----- Records for this task -----

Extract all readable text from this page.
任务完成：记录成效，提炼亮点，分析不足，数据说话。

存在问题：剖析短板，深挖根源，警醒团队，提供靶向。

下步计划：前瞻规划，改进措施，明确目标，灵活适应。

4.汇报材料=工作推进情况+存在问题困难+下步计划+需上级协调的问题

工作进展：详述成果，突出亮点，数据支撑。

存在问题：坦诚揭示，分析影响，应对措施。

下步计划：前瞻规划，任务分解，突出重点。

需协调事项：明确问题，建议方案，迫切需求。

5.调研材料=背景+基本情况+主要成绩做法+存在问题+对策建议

-----

## Written problem
Output all of the material exactly as written.

## Answer to this task
Extract all readable text from this page.
任务完成：记录成效，提炼亮点，分析不足，数据说话。

存在问题：剖析短板，深挖根源，警醒团队，提供靶向。

下步计划：前瞻规划，改进措施，明确目标，灵活适应。

4.汇报材料=工作推进情况+存在问题困难+下步计划+需上级协调的问题

工作进展：详述成果，突出亮点，数据支撑。

存在问题：坦诚揭示，分析影响，应对措施。

下步计划：前瞻规划，任务分解，突出重点。

需协调事项：明确问题，建议方案，迫切需求。

5.调研材料=背景+基本情况+主要成绩做法+存在问题+对策建议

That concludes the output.